= WHAT IS NEEDED =
All lines featuring the string "object" are to be listed.

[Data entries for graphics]
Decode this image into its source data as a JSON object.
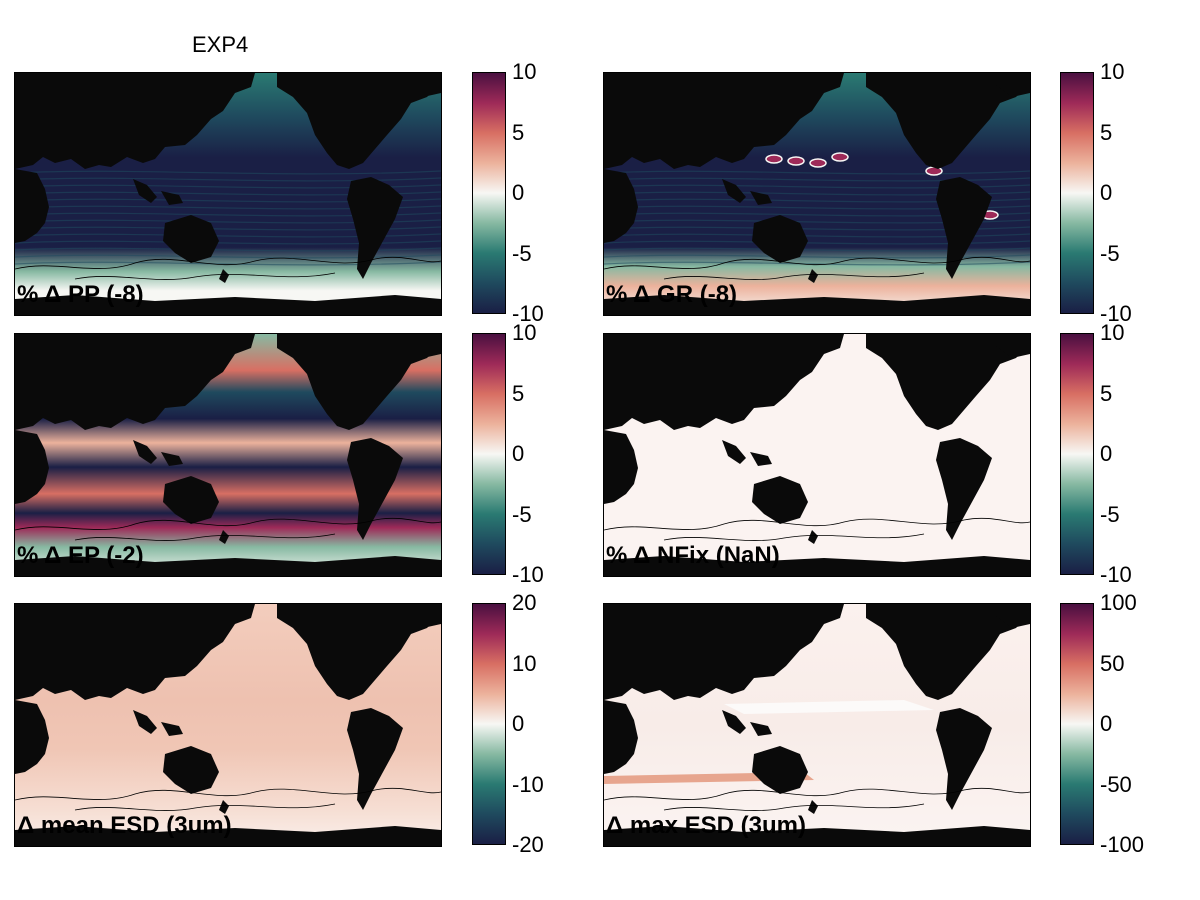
{
  "figure_title": "EXP4",
  "colors": {
    "cmap": [
      "#1a1f45",
      "#1f4a5e",
      "#2a7a72",
      "#87b9a2",
      "#f7f7f4",
      "#ecb29c",
      "#d86f63",
      "#9e2a58",
      "#4a1040"
    ],
    "land": "#0a0a0a",
    "contour": "#000000"
  },
  "panels": [
    {
      "id": "pp",
      "label": "% Δ PP (-8)",
      "colorbar_ticks": [
        "10",
        "5",
        "0",
        "-5",
        "-10"
      ],
      "clim": [
        -10,
        10
      ],
      "pattern": "negative-mostly"
    },
    {
      "id": "gr",
      "label": "% Δ GR (-8)",
      "colorbar_ticks": [
        "10",
        "5",
        "0",
        "-5",
        "-10"
      ],
      "clim": [
        -10,
        10
      ],
      "pattern": "negative-with-hotspots"
    },
    {
      "id": "ep",
      "label": "% Δ EP (-2)",
      "colorbar_ticks": [
        "10",
        "5",
        "0",
        "-5",
        "-10"
      ],
      "clim": [
        -10,
        10
      ],
      "pattern": "mixed-bands"
    },
    {
      "id": "nfix",
      "label": "% Δ NFix (NaN)",
      "colorbar_ticks": [
        "10",
        "5",
        "0",
        "-5",
        "-10"
      ],
      "clim": [
        -10,
        10
      ],
      "pattern": "zero"
    },
    {
      "id": "mesd",
      "label": "Δ mean ESD (3um)",
      "colorbar_ticks": [
        "20",
        "10",
        "0",
        "-10",
        "-20"
      ],
      "clim": [
        -20,
        20
      ],
      "pattern": "slight-positive"
    },
    {
      "id": "xesd",
      "label": "Δ max ESD (3um)",
      "colorbar_ticks": [
        "100",
        "50",
        "0",
        "-50",
        "-100"
      ],
      "clim": [
        -100,
        100
      ],
      "pattern": "near-zero-streak"
    }
  ]
}
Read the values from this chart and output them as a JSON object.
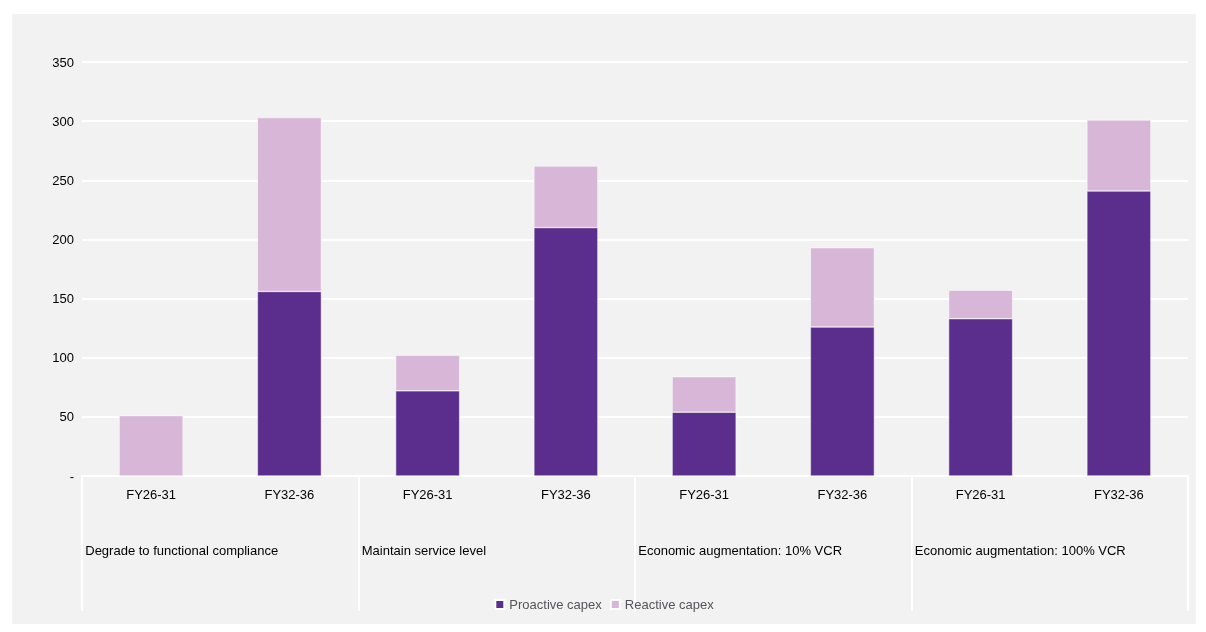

= WRITTEN RESPONSE =
Decode this image into its source data as a JSON object.
Read the values from this chart and output them as a JSON object.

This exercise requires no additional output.